┌────────
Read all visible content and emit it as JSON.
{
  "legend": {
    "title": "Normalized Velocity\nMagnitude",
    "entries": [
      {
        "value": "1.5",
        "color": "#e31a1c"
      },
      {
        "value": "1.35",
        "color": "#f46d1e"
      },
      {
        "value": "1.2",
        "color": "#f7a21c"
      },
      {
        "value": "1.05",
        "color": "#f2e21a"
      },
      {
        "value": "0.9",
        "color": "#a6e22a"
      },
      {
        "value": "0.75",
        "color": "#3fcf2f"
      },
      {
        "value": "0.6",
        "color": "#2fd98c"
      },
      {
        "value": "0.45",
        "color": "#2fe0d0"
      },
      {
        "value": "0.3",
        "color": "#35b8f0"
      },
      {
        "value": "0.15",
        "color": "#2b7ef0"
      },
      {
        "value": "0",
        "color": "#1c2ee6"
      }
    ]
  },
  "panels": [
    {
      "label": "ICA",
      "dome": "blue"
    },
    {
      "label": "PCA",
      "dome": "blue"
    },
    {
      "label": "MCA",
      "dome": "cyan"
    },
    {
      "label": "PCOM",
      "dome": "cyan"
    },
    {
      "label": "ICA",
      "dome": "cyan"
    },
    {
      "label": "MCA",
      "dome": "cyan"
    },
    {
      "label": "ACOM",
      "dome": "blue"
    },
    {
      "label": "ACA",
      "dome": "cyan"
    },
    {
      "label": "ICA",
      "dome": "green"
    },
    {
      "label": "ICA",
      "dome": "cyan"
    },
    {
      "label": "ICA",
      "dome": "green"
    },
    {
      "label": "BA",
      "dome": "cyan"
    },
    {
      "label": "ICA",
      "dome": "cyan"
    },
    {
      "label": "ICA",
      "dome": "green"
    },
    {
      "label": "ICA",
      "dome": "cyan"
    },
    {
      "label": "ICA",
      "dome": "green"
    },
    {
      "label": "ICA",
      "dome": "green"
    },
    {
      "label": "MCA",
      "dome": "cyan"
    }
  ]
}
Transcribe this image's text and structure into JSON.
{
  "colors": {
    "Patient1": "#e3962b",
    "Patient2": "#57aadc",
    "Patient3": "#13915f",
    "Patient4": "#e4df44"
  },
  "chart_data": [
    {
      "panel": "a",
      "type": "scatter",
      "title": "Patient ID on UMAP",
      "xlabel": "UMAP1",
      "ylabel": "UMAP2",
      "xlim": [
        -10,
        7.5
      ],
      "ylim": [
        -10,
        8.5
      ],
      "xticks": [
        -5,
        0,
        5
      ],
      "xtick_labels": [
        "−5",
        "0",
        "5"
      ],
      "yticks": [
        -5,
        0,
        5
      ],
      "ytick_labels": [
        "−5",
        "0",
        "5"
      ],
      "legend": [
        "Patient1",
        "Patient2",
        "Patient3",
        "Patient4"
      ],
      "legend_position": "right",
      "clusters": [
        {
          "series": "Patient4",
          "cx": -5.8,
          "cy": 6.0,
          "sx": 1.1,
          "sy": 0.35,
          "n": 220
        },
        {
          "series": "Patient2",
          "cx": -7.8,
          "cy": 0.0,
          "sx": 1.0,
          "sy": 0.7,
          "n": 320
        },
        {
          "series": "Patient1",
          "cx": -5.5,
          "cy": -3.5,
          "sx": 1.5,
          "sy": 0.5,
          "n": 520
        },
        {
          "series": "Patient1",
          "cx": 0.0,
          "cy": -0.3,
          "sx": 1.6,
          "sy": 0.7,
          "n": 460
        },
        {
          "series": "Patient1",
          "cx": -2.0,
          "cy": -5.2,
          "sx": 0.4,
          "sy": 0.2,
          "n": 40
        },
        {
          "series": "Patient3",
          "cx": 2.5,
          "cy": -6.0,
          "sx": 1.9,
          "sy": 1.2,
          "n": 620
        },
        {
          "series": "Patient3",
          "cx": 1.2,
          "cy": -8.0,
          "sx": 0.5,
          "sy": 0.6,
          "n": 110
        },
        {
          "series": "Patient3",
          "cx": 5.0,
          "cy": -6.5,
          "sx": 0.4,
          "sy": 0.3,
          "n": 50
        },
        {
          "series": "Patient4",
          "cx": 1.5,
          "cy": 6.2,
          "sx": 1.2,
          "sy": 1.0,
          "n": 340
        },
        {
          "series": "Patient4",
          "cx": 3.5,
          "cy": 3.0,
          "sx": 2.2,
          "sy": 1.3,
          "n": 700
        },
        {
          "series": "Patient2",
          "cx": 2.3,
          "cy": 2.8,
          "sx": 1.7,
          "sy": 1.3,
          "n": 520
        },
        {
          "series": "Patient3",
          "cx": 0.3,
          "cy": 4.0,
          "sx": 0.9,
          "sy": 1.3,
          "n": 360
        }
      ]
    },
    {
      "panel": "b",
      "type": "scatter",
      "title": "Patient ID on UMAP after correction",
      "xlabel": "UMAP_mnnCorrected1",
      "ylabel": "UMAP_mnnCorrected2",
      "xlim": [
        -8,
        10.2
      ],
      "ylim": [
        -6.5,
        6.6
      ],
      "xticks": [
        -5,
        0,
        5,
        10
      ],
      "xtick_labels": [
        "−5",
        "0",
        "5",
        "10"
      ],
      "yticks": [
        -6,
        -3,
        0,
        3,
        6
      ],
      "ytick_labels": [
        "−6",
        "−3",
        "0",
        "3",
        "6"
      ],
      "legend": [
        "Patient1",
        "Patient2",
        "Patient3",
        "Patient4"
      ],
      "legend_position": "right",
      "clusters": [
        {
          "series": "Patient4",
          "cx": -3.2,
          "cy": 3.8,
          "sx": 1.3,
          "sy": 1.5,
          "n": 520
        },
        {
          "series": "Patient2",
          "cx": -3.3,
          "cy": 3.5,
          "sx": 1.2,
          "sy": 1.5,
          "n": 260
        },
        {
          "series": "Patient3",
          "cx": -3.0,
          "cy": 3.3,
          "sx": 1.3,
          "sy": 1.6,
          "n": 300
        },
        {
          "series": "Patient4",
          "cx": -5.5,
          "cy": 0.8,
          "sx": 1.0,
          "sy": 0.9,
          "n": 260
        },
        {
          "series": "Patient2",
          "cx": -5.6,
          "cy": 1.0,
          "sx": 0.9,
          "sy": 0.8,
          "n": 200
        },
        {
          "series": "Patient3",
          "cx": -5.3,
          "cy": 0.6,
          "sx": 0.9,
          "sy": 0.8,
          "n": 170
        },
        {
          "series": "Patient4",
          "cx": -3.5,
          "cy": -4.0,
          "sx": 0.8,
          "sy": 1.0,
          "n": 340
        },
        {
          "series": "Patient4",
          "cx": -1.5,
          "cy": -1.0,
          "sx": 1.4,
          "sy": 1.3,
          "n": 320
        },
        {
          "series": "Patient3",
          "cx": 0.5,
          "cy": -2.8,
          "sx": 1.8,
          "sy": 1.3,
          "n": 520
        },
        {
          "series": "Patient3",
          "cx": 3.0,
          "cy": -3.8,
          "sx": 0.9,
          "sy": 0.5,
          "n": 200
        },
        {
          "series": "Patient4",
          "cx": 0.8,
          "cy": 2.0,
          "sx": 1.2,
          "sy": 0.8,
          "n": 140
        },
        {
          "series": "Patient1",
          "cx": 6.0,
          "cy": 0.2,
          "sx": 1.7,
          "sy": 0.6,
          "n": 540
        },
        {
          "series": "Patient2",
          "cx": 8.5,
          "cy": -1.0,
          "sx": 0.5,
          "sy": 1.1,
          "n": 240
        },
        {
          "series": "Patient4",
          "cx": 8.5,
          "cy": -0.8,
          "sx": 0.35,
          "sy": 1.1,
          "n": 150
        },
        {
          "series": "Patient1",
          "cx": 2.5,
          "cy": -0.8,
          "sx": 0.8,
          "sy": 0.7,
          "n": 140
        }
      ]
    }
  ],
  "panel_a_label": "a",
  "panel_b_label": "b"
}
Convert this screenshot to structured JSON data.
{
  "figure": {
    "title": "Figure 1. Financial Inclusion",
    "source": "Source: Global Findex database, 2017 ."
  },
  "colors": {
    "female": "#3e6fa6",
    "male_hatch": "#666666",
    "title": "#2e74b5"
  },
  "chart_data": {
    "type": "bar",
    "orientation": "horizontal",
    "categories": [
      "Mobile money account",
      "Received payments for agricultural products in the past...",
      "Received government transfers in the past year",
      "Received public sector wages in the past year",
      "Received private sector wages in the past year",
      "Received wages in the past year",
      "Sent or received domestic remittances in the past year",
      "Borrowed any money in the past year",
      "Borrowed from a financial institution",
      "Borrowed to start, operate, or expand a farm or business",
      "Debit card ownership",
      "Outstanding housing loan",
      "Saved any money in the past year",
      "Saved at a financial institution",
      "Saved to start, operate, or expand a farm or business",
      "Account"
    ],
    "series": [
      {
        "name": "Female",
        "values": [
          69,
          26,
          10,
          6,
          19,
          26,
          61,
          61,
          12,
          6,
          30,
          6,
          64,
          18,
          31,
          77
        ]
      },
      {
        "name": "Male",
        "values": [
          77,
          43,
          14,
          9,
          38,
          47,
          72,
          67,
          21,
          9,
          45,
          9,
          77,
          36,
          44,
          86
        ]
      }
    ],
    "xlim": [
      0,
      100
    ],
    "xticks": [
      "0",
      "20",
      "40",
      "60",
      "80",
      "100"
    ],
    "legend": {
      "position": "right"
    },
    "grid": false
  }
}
└────────
### GIVEN PROBLEM
All lines holding the word "operate" should be picked out and copied.

### ANSWER IN FULL
      "Borrowed to start, operate, or expand a farm or business",
      "Saved to start, operate, or expand a farm or business",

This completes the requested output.